--- begin Records for this exercise ---
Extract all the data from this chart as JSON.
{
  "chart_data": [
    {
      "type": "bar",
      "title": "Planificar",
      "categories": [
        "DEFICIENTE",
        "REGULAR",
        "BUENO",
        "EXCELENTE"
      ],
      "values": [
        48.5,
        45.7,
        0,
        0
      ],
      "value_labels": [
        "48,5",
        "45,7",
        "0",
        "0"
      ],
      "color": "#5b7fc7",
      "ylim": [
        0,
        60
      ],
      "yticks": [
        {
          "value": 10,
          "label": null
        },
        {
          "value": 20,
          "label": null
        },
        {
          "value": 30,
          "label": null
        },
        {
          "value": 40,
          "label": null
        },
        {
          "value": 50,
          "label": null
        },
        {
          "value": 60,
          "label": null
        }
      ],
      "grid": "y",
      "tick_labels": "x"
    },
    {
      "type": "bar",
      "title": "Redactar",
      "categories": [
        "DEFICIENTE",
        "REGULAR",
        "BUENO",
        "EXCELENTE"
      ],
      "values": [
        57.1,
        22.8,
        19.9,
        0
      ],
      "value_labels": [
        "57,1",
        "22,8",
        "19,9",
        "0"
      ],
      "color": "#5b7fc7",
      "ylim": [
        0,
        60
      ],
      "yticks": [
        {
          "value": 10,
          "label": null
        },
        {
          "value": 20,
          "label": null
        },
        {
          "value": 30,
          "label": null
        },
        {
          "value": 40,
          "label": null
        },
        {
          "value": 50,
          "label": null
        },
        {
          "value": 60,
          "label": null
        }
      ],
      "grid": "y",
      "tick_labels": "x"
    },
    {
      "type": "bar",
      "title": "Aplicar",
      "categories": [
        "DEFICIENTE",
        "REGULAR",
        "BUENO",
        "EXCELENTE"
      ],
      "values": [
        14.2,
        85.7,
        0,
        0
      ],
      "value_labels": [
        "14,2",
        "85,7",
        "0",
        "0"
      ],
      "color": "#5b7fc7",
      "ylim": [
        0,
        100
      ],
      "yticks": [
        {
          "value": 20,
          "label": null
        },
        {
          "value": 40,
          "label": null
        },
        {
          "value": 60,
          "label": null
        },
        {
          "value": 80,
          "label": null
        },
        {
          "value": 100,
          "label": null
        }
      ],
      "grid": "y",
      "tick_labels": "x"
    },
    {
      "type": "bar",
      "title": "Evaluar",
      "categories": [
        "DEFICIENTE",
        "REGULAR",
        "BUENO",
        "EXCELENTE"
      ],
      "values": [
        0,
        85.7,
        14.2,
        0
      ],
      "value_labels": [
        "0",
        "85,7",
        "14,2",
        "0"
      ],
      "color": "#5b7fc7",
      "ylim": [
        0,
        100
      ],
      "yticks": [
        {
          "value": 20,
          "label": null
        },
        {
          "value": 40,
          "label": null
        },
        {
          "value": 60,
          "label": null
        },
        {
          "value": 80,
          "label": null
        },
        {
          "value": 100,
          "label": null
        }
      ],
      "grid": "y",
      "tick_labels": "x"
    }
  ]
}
--- end Records for this exercise ---
Give the listing above again, word for word.

Extract all the data from this chart as JSON.
{
  "chart_data": [
    {
      "type": "bar",
      "title": "Planificar",
      "categories": [
        "DEFICIENTE",
        "REGULAR",
        "BUENO",
        "EXCELENTE"
      ],
      "values": [
        48.5,
        45.7,
        0,
        0
      ],
      "value_labels": [
        "48,5",
        "45,7",
        "0",
        "0"
      ],
      "color": "#5b7fc7",
      "ylim": [
        0,
        60
      ],
      "yticks": [
        {
          "value": 10,
          "label": null
        },
        {
          "value": 20,
          "label": null
        },
        {
          "value": 30,
          "label": null
        },
        {
          "value": 40,
          "label": null
        },
        {
          "value": 50,
          "label": null
        },
        {
          "value": 60,
          "label": null
        }
      ],
      "grid": "y",
      "tick_labels": "x"
    },
    {
      "type": "bar",
      "title": "Redactar",
      "categories": [
        "DEFICIENTE",
        "REGULAR",
        "BUENO",
        "EXCELENTE"
      ],
      "values": [
        57.1,
        22.8,
        19.9,
        0
      ],
      "value_labels": [
        "57,1",
        "22,8",
        "19,9",
        "0"
      ],
      "color": "#5b7fc7",
      "ylim": [
        0,
        60
      ],
      "yticks": [
        {
          "value": 10,
          "label": null
        },
        {
          "value": 20,
          "label": null
        },
        {
          "value": 30,
          "label": null
        },
        {
          "value": 40,
          "label": null
        },
        {
          "value": 50,
          "label": null
        },
        {
          "value": 60,
          "label": null
        }
      ],
      "grid": "y",
      "tick_labels": "x"
    },
    {
      "type": "bar",
      "title": "Aplicar",
      "categories": [
        "DEFICIENTE",
        "REGULAR",
        "BUENO",
        "EXCELENTE"
      ],
      "values": [
        14.2,
        85.7,
        0,
        0
      ],
      "value_labels": [
        "14,2",
        "85,7",
        "0",
        "0"
      ],
      "color": "#5b7fc7",
      "ylim": [
        0,
        100
      ],
      "yticks": [
        {
          "value": 20,
          "label": null
        },
        {
          "value": 40,
          "label": null
        },
        {
          "value": 60,
          "label": null
        },
        {
          "value": 80,
          "label": null
        },
        {
          "value": 100,
          "label": null
        }
      ],
      "grid": "y",
      "tick_labels": "x"
    },
    {
      "type": "bar",
      "title": "Evaluar",
      "categories": [
        "DEFICIENTE",
        "REGULAR",
        "BUENO",
        "EXCELENTE"
      ],
      "values": [
        0,
        85.7,
        14.2,
        0
      ],
      "value_labels": [
        "0",
        "85,7",
        "14,2",
        "0"
      ],
      "color": "#5b7fc7",
      "ylim": [
        0,
        100
      ],
      "yticks": [
        {
          "value": 20,
          "label": null
        },
        {
          "value": 40,
          "label": null
        },
        {
          "value": 60,
          "label": null
        },
        {
          "value": 80,
          "label": null
        },
        {
          "value": 100,
          "label": null
        }
      ],
      "grid": "y",
      "tick_labels": "x"
    }
  ]
}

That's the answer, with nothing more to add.